-- Objective --
Output the material below unchanged, apart from leaving out the pictures.

-- Provided data --
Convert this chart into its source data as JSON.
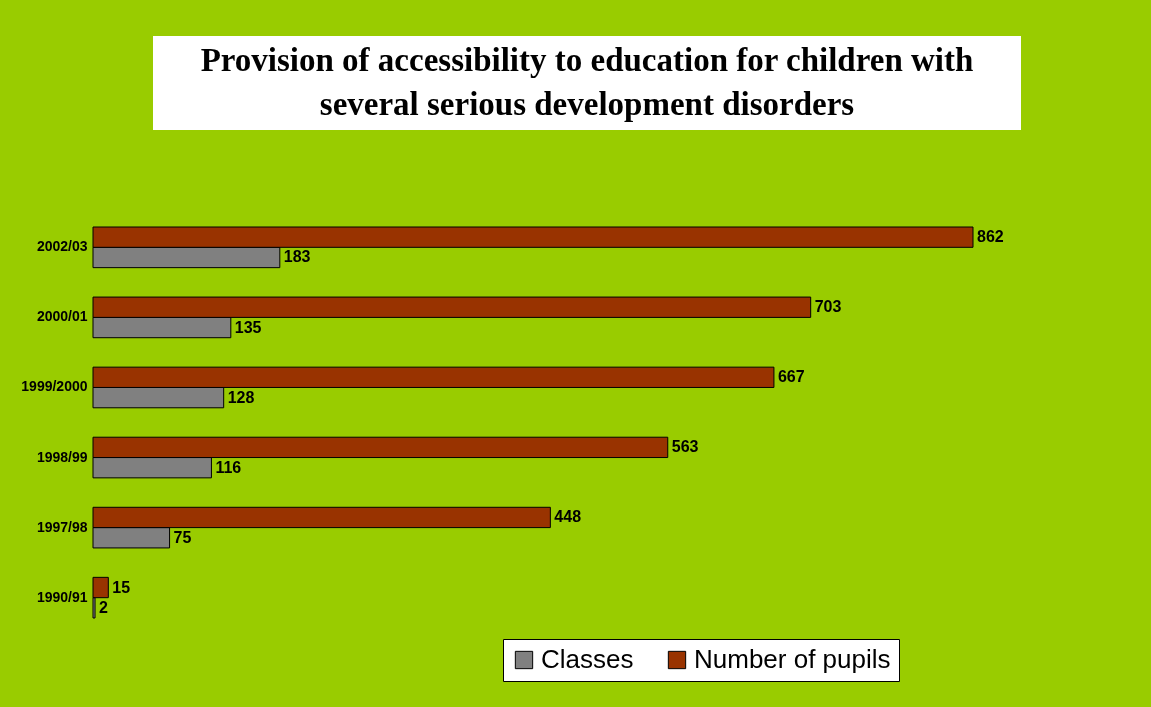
{
  "chart_data": {
    "type": "bar",
    "orientation": "horizontal",
    "title": "Provision of accessibility to education for children with several serious development disorders",
    "categories": [
      "2002/03",
      "2000/01",
      "1999/2000",
      "1998/99",
      "1997/98",
      "1990/91"
    ],
    "series": [
      {
        "name": "Classes",
        "color": "#808080",
        "values": [
          183,
          135,
          128,
          116,
          75,
          2
        ]
      },
      {
        "name": "Number of pupils",
        "color": "#993300",
        "values": [
          862,
          703,
          667,
          563,
          448,
          15
        ]
      }
    ],
    "data_labels": true,
    "legend": "bottom right"
  }
}
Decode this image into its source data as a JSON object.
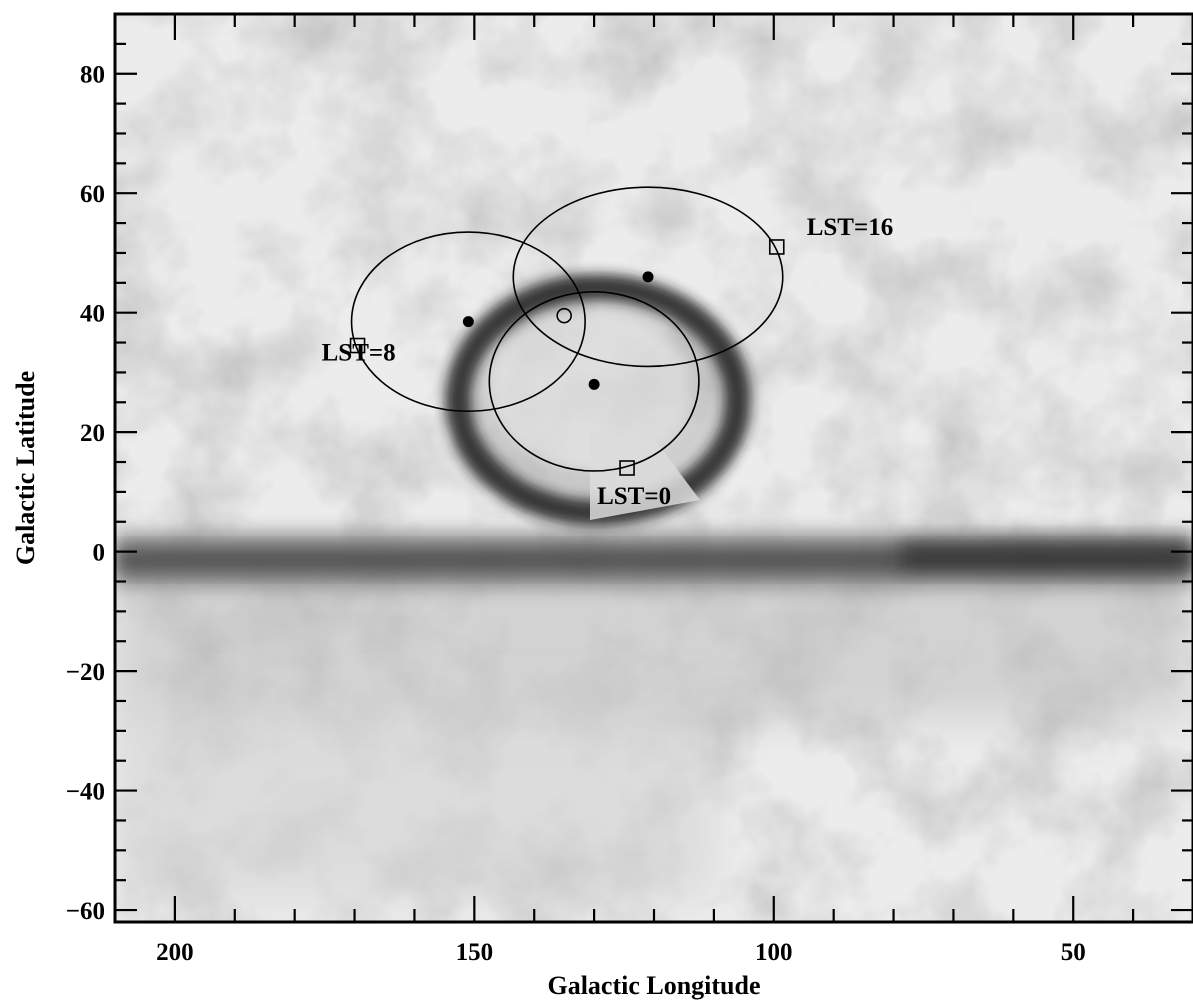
{
  "chart_data": {
    "type": "scatter",
    "background": "grayscale all-sky map (Galactic plane band at b=0, dark ring around l~130, b~30)",
    "xlabel": "Galactic Longitude",
    "ylabel": "Galactic Latitude",
    "xlim": [
      210,
      30
    ],
    "ylim": [
      -62,
      90
    ],
    "x_reversed": true,
    "x_ticks": [
      200,
      150,
      100,
      50
    ],
    "y_ticks": [
      80,
      60,
      40,
      20,
      0,
      -20,
      -40,
      -60
    ],
    "x_tick_labels": [
      "200",
      "150",
      "100",
      "50"
    ],
    "y_tick_labels": [
      "80",
      "60",
      "40",
      "20",
      "0",
      "−20",
      "−40",
      "−60"
    ],
    "grid": false,
    "ellipses": [
      {
        "name": "LST=8 beam",
        "cx": 151,
        "cy": 38.5,
        "rx": 19.5,
        "ry": 15
      },
      {
        "name": "LST=16 beam",
        "cx": 121,
        "cy": 46,
        "rx": 22.5,
        "ry": 15
      },
      {
        "name": "LST=0 beam",
        "cx": 130,
        "cy": 28.5,
        "rx": 17.5,
        "ry": 15
      }
    ],
    "centers": [
      {
        "x": 151,
        "y": 38.5
      },
      {
        "x": 121,
        "y": 46
      },
      {
        "x": 130,
        "y": 28
      }
    ],
    "squares": [
      {
        "x": 169.5,
        "y": 34.5
      },
      {
        "x": 99.5,
        "y": 51
      },
      {
        "x": 124.5,
        "y": 14
      }
    ],
    "open_circle": {
      "x": 135,
      "y": 39.5
    },
    "annotations": [
      {
        "text": "LST=8",
        "x": 175.5,
        "y": 32
      },
      {
        "text": "LST=16",
        "x": 94.5,
        "y": 53
      },
      {
        "text": "LST=0",
        "x": 129.5,
        "y": 8
      }
    ]
  }
}
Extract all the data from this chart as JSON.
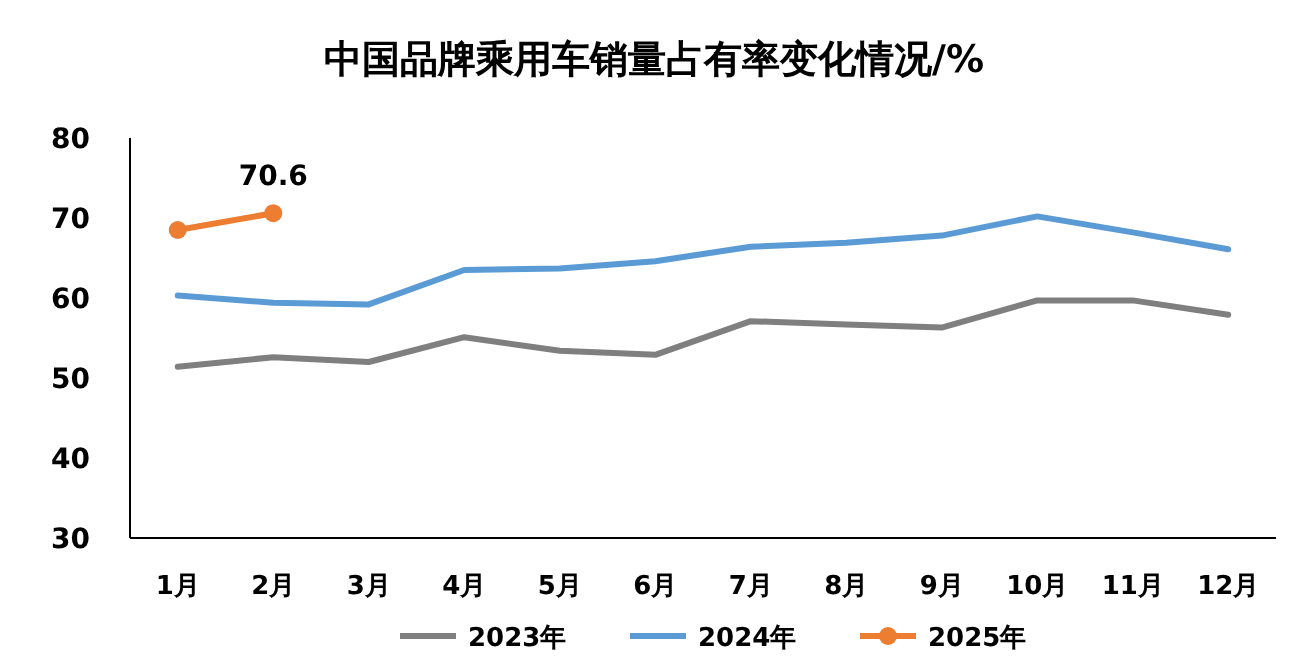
{
  "chart_data": {
    "type": "line",
    "title": "中国品牌乘用车销量占有率变化情况/%",
    "categories": [
      "1月",
      "2月",
      "3月",
      "4月",
      "5月",
      "6月",
      "7月",
      "8月",
      "9月",
      "10月",
      "11月",
      "12月"
    ],
    "series": [
      {
        "name": "2023年",
        "color": "#7f7f7f",
        "values": [
          51.4,
          52.6,
          52.0,
          55.1,
          53.4,
          52.9,
          57.1,
          56.7,
          56.3,
          59.7,
          59.7,
          57.9
        ]
      },
      {
        "name": "2024年",
        "color": "#5b9bd5",
        "values": [
          60.3,
          59.4,
          59.2,
          63.5,
          63.7,
          64.6,
          66.4,
          66.9,
          67.8,
          70.2,
          68.2,
          66.1
        ]
      },
      {
        "name": "2025年",
        "color": "#ed7d31",
        "marker": "circle",
        "values": [
          68.5,
          70.6,
          null,
          null,
          null,
          null,
          null,
          null,
          null,
          null,
          null,
          null
        ],
        "value_labels": [
          null,
          "70.6",
          null,
          null,
          null,
          null,
          null,
          null,
          null,
          null,
          null,
          null
        ]
      }
    ],
    "ylim": [
      30,
      80
    ],
    "yticks": [
      30,
      40,
      50,
      60,
      70,
      80
    ],
    "grid": false,
    "legend": "bottom"
  }
}
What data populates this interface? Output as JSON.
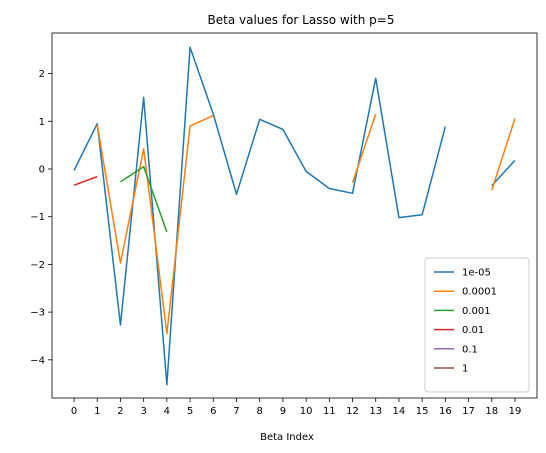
{
  "chart_data": {
    "type": "line",
    "title": "Beta values for Lasso with p=5",
    "xlabel": "Beta Index",
    "ylabel": "",
    "x": [
      0,
      1,
      2,
      3,
      4,
      5,
      6,
      7,
      8,
      9,
      10,
      11,
      12,
      13,
      14,
      15,
      16,
      17,
      18,
      19
    ],
    "xlim": [
      -0.95,
      19.95
    ],
    "ylim": [
      -4.8,
      2.85
    ],
    "yticks": [
      -4,
      -3,
      -2,
      -1,
      0,
      1,
      2
    ],
    "grid": false,
    "legend_position": "lower-right",
    "series": [
      {
        "name": "1e-05",
        "color": "#1f77b4",
        "values": [
          -0.03,
          0.95,
          -3.27,
          1.5,
          -4.52,
          2.55,
          1.15,
          -0.53,
          1.04,
          0.83,
          -0.05,
          -0.41,
          -0.51,
          1.9,
          -1.02,
          -0.96,
          0.89,
          null,
          -0.35,
          0.18
        ]
      },
      {
        "name": "0.0001",
        "color": "#ff7f0e",
        "values": [
          null,
          0.93,
          -1.97,
          0.42,
          -3.45,
          0.9,
          1.12,
          null,
          null,
          null,
          null,
          null,
          -0.29,
          1.15,
          null,
          null,
          null,
          null,
          -0.45,
          1.06
        ]
      },
      {
        "name": "0.001",
        "color": "#2ca02c",
        "values": [
          null,
          null,
          -0.27,
          0.05,
          -1.32,
          null,
          null,
          null,
          null,
          null,
          null,
          null,
          null,
          null,
          null,
          null,
          null,
          null,
          null,
          null
        ]
      },
      {
        "name": "0.01",
        "color": "#d62728",
        "values": [
          -0.34,
          -0.16,
          null,
          null,
          null,
          null,
          null,
          null,
          null,
          null,
          null,
          null,
          null,
          null,
          null,
          null,
          null,
          null,
          null,
          null
        ]
      },
      {
        "name": "0.1",
        "color": "#9467bd",
        "values": [
          null,
          null,
          null,
          null,
          null,
          null,
          null,
          null,
          null,
          null,
          null,
          null,
          null,
          null,
          null,
          null,
          null,
          null,
          null,
          null
        ]
      },
      {
        "name": "1",
        "color": "#8c564b",
        "values": [
          null,
          null,
          null,
          null,
          null,
          null,
          null,
          null,
          null,
          null,
          null,
          null,
          null,
          null,
          null,
          null,
          null,
          null,
          null,
          null
        ]
      }
    ]
  }
}
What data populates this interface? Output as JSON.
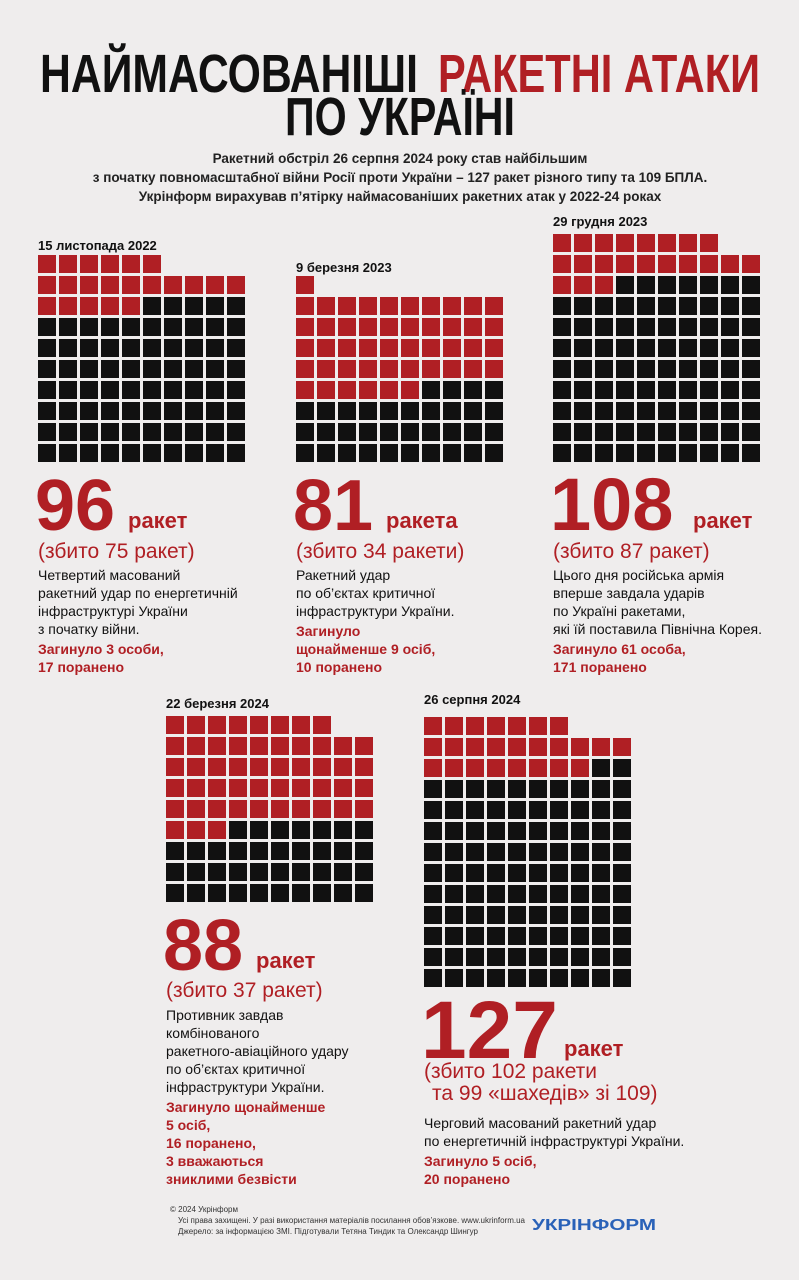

-- Solved exercise --
Convert this chart into its source data as JSON.
{
  "chart_data": {
    "type": "bar",
    "orientation": "horizontal",
    "title": "Provision of accessibility to education for children with several serious development disorders",
    "categories": [
      "2002/03",
      "2000/01",
      "1999/2000",
      "1998/99",
      "1997/98",
      "1990/91"
    ],
    "series": [
      {
        "name": "Classes",
        "color": "#808080",
        "values": [
          183,
          135,
          128,
          116,
          75,
          2
        ]
      },
      {
        "name": "Number of pupils",
        "color": "#993300",
        "values": [
          862,
          703,
          667,
          563,
          448,
          15
        ]
      }
    ],
    "data_labels": true,
    "legend": "bottom right"
  }
}
Decode this image into its source data as a JSON object.
{
  "chart_data": {
    "type": "scatter",
    "background": "grayscale all-sky map (Galactic plane band at b=0, dark ring around l~130, b~30)",
    "xlabel": "Galactic Longitude",
    "ylabel": "Galactic Latitude",
    "xlim": [
      210,
      30
    ],
    "ylim": [
      -62,
      90
    ],
    "x_reversed": true,
    "x_ticks": [
      200,
      150,
      100,
      50
    ],
    "y_ticks": [
      80,
      60,
      40,
      20,
      0,
      -20,
      -40,
      -60
    ],
    "x_tick_labels": [
      "200",
      "150",
      "100",
      "50"
    ],
    "y_tick_labels": [
      "80",
      "60",
      "40",
      "20",
      "0",
      "−20",
      "−40",
      "−60"
    ],
    "grid": false,
    "ellipses": [
      {
        "name": "LST=8 beam",
        "cx": 151,
        "cy": 38.5,
        "rx": 19.5,
        "ry": 15
      },
      {
        "name": "LST=16 beam",
        "cx": 121,
        "cy": 46,
        "rx": 22.5,
        "ry": 15
      },
      {
        "name": "LST=0 beam",
        "cx": 130,
        "cy": 28.5,
        "rx": 17.5,
        "ry": 15
      }
    ],
    "centers": [
      {
        "x": 151,
        "y": 38.5
      },
      {
        "x": 121,
        "y": 46
      },
      {
        "x": 130,
        "y": 28
      }
    ],
    "squares": [
      {
        "x": 169.5,
        "y": 34.5
      },
      {
        "x": 99.5,
        "y": 51
      },
      {
        "x": 124.5,
        "y": 14
      }
    ],
    "open_circle": {
      "x": 135,
      "y": 39.5
    },
    "annotations": [
      {
        "text": "LST=8",
        "x": 175.5,
        "y": 32
      },
      {
        "text": "LST=16",
        "x": 94.5,
        "y": 53
      },
      {
        "text": "LST=0",
        "x": 129.5,
        "y": 8
      }
    ]
  }
}
Extract all the data from this chart as JSON.
{
  "chart_data": {
    "type": "line",
    "title": "中国品牌乘用车销量占有率变化情况/%",
    "categories": [
      "1月",
      "2月",
      "3月",
      "4月",
      "5月",
      "6月",
      "7月",
      "8月",
      "9月",
      "10月",
      "11月",
      "12月"
    ],
    "series": [
      {
        "name": "2023年",
        "color": "#7f7f7f",
        "values": [
          51.4,
          52.6,
          52.0,
          55.1,
          53.4,
          52.9,
          57.1,
          56.7,
          56.3,
          59.7,
          59.7,
          57.9
        ]
      },
      {
        "name": "2024年",
        "color": "#5b9bd5",
        "values": [
          60.3,
          59.4,
          59.2,
          63.5,
          63.7,
          64.6,
          66.4,
          66.9,
          67.8,
          70.2,
          68.2,
          66.1
        ]
      },
      {
        "name": "2025年",
        "color": "#ed7d31",
        "marker": "circle",
        "values": [
          68.5,
          70.6,
          null,
          null,
          null,
          null,
          null,
          null,
          null,
          null,
          null,
          null
        ],
        "value_labels": [
          null,
          "70.6",
          null,
          null,
          null,
          null,
          null,
          null,
          null,
          null,
          null,
          null
        ]
      }
    ],
    "ylim": [
      30,
      80
    ],
    "yticks": [
      30,
      40,
      50,
      60,
      70,
      80
    ],
    "grid": false,
    "legend": "bottom"
  }
}
What data populates this interface? Output as JSON.
{
  "chart_data": {
    "type": "line",
    "title": "Beta values for Lasso with p=5",
    "xlabel": "Beta Index",
    "ylabel": "",
    "x": [
      0,
      1,
      2,
      3,
      4,
      5,
      6,
      7,
      8,
      9,
      10,
      11,
      12,
      13,
      14,
      15,
      16,
      17,
      18,
      19
    ],
    "xlim": [
      -0.95,
      19.95
    ],
    "ylim": [
      -4.8,
      2.85
    ],
    "yticks": [
      -4,
      -3,
      -2,
      -1,
      0,
      1,
      2
    ],
    "grid": false,
    "legend_position": "lower-right",
    "series": [
      {
        "name": "1e-05",
        "color": "#1f77b4",
        "values": [
          -0.03,
          0.95,
          -3.27,
          1.5,
          -4.52,
          2.55,
          1.15,
          -0.53,
          1.04,
          0.83,
          -0.05,
          -0.41,
          -0.51,
          1.9,
          -1.02,
          -0.96,
          0.89,
          null,
          -0.35,
          0.18
        ]
      },
      {
        "name": "0.0001",
        "color": "#ff7f0e",
        "values": [
          null,
          0.93,
          -1.97,
          0.42,
          -3.45,
          0.9,
          1.12,
          null,
          null,
          null,
          null,
          null,
          -0.29,
          1.15,
          null,
          null,
          null,
          null,
          -0.45,
          1.06
        ]
      },
      {
        "name": "0.001",
        "color": "#2ca02c",
        "values": [
          null,
          null,
          -0.27,
          0.05,
          -1.32,
          null,
          null,
          null,
          null,
          null,
          null,
          null,
          null,
          null,
          null,
          null,
          null,
          null,
          null,
          null
        ]
      },
      {
        "name": "0.01",
        "color": "#d62728",
        "values": [
          -0.34,
          -0.16,
          null,
          null,
          null,
          null,
          null,
          null,
          null,
          null,
          null,
          null,
          null,
          null,
          null,
          null,
          null,
          null,
          null,
          null
        ]
      },
      {
        "name": "0.1",
        "color": "#9467bd",
        "values": [
          null,
          null,
          null,
          null,
          null,
          null,
          null,
          null,
          null,
          null,
          null,
          null,
          null,
          null,
          null,
          null,
          null,
          null,
          null,
          null
        ]
      },
      {
        "name": "1",
        "color": "#8c564b",
        "values": [
          null,
          null,
          null,
          null,
          null,
          null,
          null,
          null,
          null,
          null,
          null,
          null,
          null,
          null,
          null,
          null,
          null,
          null,
          null,
          null
        ]
      }
    ]
  }
}
What data populates this interface? Output as JSON.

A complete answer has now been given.